WHAT IS REQUIRED => Count, in the entries below, the lines in which "name" occurs. Give the number, nothing more.
-------- PROVIDED INFORMATION --------
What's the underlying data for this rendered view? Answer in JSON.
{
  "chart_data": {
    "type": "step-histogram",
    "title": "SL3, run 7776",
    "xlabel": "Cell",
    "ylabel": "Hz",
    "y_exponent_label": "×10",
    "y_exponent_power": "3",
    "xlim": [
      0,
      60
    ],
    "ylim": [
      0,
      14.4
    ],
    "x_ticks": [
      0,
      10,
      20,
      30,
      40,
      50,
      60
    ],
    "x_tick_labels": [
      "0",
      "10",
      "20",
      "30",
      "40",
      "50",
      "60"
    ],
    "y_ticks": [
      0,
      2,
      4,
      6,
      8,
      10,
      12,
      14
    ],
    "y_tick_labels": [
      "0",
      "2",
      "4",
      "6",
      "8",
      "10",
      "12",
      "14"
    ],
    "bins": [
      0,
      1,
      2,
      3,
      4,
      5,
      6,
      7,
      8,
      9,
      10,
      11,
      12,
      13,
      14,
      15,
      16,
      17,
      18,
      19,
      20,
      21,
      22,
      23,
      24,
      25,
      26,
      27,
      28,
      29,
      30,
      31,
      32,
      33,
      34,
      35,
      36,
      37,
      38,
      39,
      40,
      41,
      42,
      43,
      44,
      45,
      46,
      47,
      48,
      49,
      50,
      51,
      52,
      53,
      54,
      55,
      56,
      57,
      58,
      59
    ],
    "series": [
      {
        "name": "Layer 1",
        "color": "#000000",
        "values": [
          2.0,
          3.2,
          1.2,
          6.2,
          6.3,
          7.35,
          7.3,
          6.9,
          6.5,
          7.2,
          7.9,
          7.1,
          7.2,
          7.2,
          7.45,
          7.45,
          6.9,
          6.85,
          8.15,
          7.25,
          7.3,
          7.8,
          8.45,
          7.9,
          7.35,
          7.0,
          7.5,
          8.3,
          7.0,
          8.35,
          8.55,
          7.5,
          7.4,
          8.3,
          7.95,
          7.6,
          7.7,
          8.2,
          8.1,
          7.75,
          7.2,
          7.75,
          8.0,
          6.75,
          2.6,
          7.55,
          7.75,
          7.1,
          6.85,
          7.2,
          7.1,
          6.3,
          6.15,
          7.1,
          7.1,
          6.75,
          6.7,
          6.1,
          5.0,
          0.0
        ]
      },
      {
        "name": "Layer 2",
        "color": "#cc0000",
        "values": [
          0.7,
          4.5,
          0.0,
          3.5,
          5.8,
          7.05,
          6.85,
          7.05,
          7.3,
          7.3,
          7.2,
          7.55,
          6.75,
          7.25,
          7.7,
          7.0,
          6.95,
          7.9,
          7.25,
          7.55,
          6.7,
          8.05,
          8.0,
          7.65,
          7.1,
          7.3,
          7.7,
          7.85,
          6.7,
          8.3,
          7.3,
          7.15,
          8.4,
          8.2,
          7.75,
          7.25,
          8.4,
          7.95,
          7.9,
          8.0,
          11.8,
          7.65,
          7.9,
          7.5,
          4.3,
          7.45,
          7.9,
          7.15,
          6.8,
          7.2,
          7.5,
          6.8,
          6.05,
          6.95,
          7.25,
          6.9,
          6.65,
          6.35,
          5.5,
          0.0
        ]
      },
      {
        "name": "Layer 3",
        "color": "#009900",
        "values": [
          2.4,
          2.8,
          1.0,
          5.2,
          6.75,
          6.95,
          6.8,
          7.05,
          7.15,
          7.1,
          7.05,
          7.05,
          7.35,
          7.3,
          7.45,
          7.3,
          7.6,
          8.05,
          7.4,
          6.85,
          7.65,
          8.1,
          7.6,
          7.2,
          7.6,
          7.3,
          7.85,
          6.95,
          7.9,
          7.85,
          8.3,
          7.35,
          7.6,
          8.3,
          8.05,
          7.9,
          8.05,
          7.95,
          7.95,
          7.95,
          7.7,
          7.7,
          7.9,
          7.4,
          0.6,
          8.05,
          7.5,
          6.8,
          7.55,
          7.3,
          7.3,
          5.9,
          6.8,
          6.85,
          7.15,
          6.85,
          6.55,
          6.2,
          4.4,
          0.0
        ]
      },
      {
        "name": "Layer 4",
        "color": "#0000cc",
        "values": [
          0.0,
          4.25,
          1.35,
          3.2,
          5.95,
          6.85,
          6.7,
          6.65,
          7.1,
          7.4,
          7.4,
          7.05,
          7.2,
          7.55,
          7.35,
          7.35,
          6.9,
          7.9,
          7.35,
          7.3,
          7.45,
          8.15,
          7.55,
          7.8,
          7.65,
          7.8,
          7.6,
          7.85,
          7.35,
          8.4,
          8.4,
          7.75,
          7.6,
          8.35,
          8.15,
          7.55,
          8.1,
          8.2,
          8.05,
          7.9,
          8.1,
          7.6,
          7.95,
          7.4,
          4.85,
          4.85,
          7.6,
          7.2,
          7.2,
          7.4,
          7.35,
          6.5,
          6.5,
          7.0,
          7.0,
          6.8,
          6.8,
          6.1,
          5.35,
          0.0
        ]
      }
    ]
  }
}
--------
TASK RESULT => 4